[Material for this exercise]:
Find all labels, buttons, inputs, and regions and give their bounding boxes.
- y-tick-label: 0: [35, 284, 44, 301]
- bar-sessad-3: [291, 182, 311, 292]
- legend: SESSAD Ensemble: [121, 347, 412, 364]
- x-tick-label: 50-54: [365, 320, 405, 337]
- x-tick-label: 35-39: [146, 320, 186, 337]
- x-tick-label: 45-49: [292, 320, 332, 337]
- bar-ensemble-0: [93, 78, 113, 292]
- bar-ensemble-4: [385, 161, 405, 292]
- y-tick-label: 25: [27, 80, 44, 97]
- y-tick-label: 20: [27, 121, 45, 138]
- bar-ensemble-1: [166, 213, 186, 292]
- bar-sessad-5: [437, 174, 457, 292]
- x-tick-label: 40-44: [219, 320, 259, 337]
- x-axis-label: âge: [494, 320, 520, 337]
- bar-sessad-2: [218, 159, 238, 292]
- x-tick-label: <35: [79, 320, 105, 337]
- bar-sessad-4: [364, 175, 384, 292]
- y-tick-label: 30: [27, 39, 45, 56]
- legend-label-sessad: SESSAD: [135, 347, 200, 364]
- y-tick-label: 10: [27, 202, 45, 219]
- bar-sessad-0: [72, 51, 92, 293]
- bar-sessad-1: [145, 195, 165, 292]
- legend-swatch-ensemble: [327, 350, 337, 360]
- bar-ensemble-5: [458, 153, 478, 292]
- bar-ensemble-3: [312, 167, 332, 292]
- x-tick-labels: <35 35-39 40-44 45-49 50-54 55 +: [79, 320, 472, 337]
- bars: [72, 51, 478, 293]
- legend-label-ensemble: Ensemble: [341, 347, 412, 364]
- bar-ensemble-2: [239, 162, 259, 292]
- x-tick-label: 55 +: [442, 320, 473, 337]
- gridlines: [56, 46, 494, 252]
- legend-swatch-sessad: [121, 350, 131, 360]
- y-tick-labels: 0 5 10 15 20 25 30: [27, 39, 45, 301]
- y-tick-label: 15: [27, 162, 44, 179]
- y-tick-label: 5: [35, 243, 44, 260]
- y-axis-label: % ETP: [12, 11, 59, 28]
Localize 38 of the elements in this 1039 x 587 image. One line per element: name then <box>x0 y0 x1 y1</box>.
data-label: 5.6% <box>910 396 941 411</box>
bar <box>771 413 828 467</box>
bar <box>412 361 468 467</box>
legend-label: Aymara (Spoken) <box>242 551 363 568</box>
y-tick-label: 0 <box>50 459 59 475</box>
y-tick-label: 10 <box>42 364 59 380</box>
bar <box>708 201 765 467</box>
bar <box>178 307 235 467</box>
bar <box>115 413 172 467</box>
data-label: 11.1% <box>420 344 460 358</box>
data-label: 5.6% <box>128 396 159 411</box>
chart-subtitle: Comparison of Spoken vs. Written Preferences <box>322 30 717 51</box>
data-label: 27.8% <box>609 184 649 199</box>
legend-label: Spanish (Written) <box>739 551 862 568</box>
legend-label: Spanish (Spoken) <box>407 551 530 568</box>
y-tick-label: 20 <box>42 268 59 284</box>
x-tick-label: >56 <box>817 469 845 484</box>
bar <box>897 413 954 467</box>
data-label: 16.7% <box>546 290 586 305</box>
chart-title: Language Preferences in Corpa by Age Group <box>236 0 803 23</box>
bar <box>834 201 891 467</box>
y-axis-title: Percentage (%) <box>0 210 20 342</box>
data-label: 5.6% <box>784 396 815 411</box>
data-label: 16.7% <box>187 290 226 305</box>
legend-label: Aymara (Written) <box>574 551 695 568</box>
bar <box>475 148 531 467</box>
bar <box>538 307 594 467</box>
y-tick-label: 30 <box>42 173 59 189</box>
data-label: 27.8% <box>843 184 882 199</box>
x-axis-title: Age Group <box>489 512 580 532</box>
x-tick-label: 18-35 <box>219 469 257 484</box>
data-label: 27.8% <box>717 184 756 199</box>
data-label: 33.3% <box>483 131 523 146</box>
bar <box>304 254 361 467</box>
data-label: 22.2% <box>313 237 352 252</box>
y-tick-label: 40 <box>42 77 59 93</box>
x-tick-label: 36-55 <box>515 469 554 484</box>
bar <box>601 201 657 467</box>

[Work instructions]:
Can you reproduce all of the material above line for line, keeping every character unchanged?

[Written answer]:
Find all labels, buttons, inputs, and regions and give their bounding boxes.
- y-tick-label: 0: [35, 284, 44, 301]
- bar-sessad-3: [291, 182, 311, 292]
- legend: SESSAD Ensemble: [121, 347, 412, 364]
- x-tick-label: 50-54: [365, 320, 405, 337]
- x-tick-label: 35-39: [146, 320, 186, 337]
- x-tick-label: 45-49: [292, 320, 332, 337]
- bar-ensemble-0: [93, 78, 113, 292]
- bar-ensemble-4: [385, 161, 405, 292]
- y-tick-label: 25: [27, 80, 44, 97]
- y-tick-label: 20: [27, 121, 45, 138]
- bar-ensemble-1: [166, 213, 186, 292]
- bar-sessad-5: [437, 174, 457, 292]
- x-tick-label: 40-44: [219, 320, 259, 337]
- x-axis-label: âge: [494, 320, 520, 337]
- bar-sessad-2: [218, 159, 238, 292]
- x-tick-label: <35: [79, 320, 105, 337]
- bar-sessad-4: [364, 175, 384, 292]
- y-tick-label: 30: [27, 39, 45, 56]
- legend-label-sessad: SESSAD: [135, 347, 200, 364]
- y-tick-label: 10: [27, 202, 45, 219]
- bar-sessad-0: [72, 51, 92, 293]
- bar-sessad-1: [145, 195, 165, 292]
- legend-swatch-ensemble: [327, 350, 337, 360]
- bar-ensemble-5: [458, 153, 478, 292]
- bar-ensemble-3: [312, 167, 332, 292]
- x-tick-labels: <35 35-39 40-44 45-49 50-54 55 +: [79, 320, 472, 337]
- bars: [72, 51, 478, 293]
- legend-label-ensemble: Ensemble: [341, 347, 412, 364]
- bar-ensemble-2: [239, 162, 259, 292]
- x-tick-label: 55 +: [442, 320, 473, 337]
- gridlines: [56, 46, 494, 252]
- legend-swatch-sessad: [121, 350, 131, 360]
- y-tick-labels: 0 5 10 15 20 25 30: [27, 39, 45, 301]
- y-tick-label: 15: [27, 162, 44, 179]
- y-tick-label: 5: [35, 243, 44, 260]
- y-axis-label: % ETP: [12, 11, 59, 28]
Localize 38 of the elements in this 1039 x 587 image. One line per element: name then <box>x0 y0 x1 y1</box>.
data-label: 5.6% <box>910 396 941 411</box>
bar <box>771 413 828 467</box>
bar <box>412 361 468 467</box>
legend-label: Aymara (Spoken) <box>242 551 363 568</box>
y-tick-label: 0 <box>50 459 59 475</box>
y-tick-label: 10 <box>42 364 59 380</box>
bar <box>708 201 765 467</box>
bar <box>178 307 235 467</box>
bar <box>115 413 172 467</box>
data-label: 11.1% <box>420 344 460 358</box>
data-label: 5.6% <box>128 396 159 411</box>
chart-subtitle: Comparison of Spoken vs. Written Preferences <box>322 30 717 51</box>
data-label: 27.8% <box>609 184 649 199</box>
legend-label: Spanish (Written) <box>739 551 862 568</box>
legend-label: Spanish (Spoken) <box>407 551 530 568</box>
y-tick-label: 20 <box>42 268 59 284</box>
x-tick-label: >56 <box>817 469 845 484</box>
bar <box>897 413 954 467</box>
data-label: 16.7% <box>546 290 586 305</box>
chart-title: Language Preferences in Corpa by Age Group <box>236 0 803 23</box>
bar <box>834 201 891 467</box>
y-axis-title: Percentage (%) <box>0 210 20 342</box>
data-label: 5.6% <box>784 396 815 411</box>
data-label: 16.7% <box>187 290 226 305</box>
legend-label: Aymara (Written) <box>574 551 695 568</box>
bar <box>475 148 531 467</box>
bar <box>538 307 594 467</box>
y-tick-label: 30 <box>42 173 59 189</box>
data-label: 27.8% <box>843 184 882 199</box>
x-axis-title: Age Group <box>489 512 580 532</box>
x-tick-label: 18-35 <box>219 469 257 484</box>
data-label: 27.8% <box>717 184 756 199</box>
data-label: 33.3% <box>483 131 523 146</box>
bar <box>304 254 361 467</box>
data-label: 22.2% <box>313 237 352 252</box>
y-tick-label: 40 <box>42 77 59 93</box>
x-tick-label: 36-55 <box>515 469 554 484</box>
bar <box>601 201 657 467</box>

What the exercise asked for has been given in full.